Answer with one number: how many lines have "title".

Start

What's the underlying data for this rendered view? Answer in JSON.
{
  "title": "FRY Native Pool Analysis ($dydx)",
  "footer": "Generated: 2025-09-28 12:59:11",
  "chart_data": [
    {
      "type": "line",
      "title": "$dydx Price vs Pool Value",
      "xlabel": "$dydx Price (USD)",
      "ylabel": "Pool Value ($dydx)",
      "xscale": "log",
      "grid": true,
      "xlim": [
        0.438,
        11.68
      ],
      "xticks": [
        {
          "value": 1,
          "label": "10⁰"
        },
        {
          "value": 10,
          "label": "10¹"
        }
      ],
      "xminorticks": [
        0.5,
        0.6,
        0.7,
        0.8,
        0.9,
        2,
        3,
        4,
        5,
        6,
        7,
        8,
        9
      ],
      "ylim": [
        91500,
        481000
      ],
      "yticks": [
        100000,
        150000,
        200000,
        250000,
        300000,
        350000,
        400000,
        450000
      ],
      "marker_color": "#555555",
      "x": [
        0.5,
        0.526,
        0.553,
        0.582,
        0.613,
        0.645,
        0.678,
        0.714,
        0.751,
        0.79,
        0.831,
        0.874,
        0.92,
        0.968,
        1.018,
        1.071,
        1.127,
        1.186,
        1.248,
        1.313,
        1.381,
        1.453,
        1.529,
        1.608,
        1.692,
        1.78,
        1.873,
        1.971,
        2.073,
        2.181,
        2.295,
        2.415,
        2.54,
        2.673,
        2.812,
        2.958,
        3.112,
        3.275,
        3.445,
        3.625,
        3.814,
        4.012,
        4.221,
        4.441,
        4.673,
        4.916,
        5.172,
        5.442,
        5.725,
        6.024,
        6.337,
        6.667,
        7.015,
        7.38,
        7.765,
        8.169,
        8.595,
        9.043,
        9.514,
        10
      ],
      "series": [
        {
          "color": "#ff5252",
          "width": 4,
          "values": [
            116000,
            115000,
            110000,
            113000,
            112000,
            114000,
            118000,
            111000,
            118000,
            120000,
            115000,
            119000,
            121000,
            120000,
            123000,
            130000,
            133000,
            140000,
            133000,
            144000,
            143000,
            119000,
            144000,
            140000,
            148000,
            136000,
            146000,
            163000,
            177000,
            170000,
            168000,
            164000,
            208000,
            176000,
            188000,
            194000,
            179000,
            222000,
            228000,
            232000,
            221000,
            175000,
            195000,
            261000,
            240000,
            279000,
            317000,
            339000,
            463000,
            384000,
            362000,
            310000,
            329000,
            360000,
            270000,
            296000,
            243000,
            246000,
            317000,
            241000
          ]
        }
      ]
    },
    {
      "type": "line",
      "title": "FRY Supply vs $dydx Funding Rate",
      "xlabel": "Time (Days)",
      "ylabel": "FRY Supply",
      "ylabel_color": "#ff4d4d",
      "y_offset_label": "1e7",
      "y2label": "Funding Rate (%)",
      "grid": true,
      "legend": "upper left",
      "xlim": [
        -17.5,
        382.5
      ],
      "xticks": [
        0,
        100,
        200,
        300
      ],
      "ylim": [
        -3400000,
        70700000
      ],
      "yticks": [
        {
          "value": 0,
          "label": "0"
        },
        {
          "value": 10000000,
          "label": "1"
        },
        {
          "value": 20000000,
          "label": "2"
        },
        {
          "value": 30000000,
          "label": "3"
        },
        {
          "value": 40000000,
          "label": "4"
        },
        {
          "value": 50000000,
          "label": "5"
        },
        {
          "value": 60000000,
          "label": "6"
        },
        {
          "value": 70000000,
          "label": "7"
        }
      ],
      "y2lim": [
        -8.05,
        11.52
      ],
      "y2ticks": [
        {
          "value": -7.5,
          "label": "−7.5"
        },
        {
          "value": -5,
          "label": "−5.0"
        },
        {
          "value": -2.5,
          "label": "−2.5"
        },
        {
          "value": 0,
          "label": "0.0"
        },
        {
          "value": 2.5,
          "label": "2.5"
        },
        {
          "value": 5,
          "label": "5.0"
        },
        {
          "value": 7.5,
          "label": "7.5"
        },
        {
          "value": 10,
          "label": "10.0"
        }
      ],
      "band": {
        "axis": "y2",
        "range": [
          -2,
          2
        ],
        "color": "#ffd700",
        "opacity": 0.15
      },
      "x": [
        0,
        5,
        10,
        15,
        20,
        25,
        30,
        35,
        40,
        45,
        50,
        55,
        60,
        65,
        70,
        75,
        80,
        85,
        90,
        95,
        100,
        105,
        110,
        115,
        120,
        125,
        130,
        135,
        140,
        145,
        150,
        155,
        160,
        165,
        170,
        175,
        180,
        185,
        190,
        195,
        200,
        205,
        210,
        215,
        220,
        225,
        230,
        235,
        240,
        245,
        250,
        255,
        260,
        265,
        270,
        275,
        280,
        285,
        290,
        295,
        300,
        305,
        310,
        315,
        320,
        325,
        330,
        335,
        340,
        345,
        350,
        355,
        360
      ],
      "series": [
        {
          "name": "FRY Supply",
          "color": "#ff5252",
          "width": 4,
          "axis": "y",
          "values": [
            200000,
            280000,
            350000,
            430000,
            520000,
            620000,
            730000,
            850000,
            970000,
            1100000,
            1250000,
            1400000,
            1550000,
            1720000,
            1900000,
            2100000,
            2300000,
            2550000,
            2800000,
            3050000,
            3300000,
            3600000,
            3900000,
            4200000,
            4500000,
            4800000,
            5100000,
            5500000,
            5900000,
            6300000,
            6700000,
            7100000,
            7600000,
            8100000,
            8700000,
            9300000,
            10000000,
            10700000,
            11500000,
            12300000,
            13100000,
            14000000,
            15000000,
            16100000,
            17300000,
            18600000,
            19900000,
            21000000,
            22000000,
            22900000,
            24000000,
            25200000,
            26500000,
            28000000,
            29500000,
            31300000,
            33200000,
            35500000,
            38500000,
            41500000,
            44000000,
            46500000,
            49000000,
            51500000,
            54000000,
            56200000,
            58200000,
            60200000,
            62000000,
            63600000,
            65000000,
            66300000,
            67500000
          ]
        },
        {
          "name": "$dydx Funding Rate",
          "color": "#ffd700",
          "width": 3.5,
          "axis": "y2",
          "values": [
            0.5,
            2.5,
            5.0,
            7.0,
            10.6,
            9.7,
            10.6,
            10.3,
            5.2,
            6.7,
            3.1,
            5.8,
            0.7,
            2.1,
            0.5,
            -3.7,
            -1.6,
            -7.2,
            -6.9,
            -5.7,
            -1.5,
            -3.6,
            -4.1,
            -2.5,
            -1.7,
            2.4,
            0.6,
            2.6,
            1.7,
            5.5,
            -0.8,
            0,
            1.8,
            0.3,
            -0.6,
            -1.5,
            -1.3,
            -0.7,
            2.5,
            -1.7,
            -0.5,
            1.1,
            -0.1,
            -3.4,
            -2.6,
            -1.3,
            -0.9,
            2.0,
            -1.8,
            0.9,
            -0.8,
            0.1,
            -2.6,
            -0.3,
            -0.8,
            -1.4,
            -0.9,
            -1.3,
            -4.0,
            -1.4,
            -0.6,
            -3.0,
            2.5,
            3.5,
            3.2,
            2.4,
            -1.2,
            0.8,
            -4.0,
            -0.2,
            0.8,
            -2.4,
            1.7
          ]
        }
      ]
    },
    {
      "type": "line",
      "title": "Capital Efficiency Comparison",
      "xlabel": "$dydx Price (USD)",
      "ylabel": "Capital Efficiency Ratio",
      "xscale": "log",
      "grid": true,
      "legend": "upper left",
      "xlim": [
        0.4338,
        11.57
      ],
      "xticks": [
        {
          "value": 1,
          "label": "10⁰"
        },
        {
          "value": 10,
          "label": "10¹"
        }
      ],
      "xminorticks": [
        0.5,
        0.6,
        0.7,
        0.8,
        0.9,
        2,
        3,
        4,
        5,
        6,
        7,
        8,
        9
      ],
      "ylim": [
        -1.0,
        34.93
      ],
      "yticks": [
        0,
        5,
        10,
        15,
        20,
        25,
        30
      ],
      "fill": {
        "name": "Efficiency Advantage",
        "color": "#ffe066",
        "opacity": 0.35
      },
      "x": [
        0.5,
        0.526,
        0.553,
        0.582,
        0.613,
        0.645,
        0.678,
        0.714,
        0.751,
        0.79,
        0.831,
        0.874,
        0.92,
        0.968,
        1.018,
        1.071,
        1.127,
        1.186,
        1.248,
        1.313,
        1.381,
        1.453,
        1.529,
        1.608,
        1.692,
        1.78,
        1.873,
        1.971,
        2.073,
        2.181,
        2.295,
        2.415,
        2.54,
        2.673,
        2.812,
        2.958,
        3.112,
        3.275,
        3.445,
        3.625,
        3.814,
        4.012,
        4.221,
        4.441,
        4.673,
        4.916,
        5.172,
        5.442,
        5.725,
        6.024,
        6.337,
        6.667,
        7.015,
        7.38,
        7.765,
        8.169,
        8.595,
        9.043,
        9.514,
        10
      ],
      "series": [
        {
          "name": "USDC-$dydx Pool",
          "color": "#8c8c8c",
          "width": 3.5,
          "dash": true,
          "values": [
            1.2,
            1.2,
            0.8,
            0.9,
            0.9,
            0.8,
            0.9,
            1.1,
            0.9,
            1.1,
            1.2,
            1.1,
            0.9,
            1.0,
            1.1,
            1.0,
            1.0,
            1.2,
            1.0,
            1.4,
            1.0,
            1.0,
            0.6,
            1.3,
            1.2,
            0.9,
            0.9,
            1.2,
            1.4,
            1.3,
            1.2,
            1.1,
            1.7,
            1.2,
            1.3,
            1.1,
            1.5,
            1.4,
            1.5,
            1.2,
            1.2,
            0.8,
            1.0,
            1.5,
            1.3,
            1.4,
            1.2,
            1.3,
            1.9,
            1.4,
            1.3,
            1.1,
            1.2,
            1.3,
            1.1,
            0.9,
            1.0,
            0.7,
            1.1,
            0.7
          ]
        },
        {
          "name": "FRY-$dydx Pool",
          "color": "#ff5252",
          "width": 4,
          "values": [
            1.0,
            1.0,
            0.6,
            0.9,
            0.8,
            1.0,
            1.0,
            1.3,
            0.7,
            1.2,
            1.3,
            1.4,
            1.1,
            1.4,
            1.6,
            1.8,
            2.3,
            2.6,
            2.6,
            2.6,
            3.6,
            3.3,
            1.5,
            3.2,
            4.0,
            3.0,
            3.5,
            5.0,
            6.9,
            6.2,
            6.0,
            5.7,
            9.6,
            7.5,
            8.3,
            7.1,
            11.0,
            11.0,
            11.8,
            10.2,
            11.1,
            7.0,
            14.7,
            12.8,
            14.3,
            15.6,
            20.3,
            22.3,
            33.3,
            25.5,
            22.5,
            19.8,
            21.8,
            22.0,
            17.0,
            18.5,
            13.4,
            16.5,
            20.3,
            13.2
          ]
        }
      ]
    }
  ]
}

End

#### Exercise solution
4